> Input
-=-=-

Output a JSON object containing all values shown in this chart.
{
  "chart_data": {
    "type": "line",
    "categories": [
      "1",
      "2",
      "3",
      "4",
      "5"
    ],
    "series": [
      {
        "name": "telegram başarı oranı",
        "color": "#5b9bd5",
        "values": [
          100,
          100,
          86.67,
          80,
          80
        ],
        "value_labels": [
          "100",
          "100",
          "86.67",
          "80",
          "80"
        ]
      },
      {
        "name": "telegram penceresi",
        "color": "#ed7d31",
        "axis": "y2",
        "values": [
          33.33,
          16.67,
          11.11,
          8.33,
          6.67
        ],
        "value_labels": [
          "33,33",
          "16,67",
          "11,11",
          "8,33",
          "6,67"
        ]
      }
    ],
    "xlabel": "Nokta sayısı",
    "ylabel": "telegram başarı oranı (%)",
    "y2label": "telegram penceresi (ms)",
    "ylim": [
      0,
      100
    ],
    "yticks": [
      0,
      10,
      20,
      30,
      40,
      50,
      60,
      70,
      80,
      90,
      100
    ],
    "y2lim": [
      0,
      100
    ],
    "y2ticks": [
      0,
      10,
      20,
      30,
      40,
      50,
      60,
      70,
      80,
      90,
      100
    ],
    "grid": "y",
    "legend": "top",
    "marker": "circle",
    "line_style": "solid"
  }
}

-=-=-

> What is required
Extract each line of the listing above, copying it word for word.

> Completed exercise
Output a JSON object containing all values shown in this chart.
{
  "chart_data": {
    "type": "line",
    "categories": [
      "1",
      "2",
      "3",
      "4",
      "5"
    ],
    "series": [
      {
        "name": "telegram başarı oranı",
        "color": "#5b9bd5",
        "values": [
          100,
          100,
          86.67,
          80,
          80
        ],
        "value_labels": [
          "100",
          "100",
          "86.67",
          "80",
          "80"
        ]
      },
      {
        "name": "telegram penceresi",
        "color": "#ed7d31",
        "axis": "y2",
        "values": [
          33.33,
          16.67,
          11.11,
          8.33,
          6.67
        ],
        "value_labels": [
          "33,33",
          "16,67",
          "11,11",
          "8,33",
          "6,67"
        ]
      }
    ],
    "xlabel": "Nokta sayısı",
    "ylabel": "telegram başarı oranı (%)",
    "y2label": "telegram penceresi (ms)",
    "ylim": [
      0,
      100
    ],
    "yticks": [
      0,
      10,
      20,
      30,
      40,
      50,
      60,
      70,
      80,
      90,
      100
    ],
    "y2lim": [
      0,
      100
    ],
    "y2ticks": [
      0,
      10,
      20,
      30,
      40,
      50,
      60,
      70,
      80,
      90,
      100
    ],
    "grid": "y",
    "legend": "top",
    "marker": "circle",
    "line_style": "solid"
  }
}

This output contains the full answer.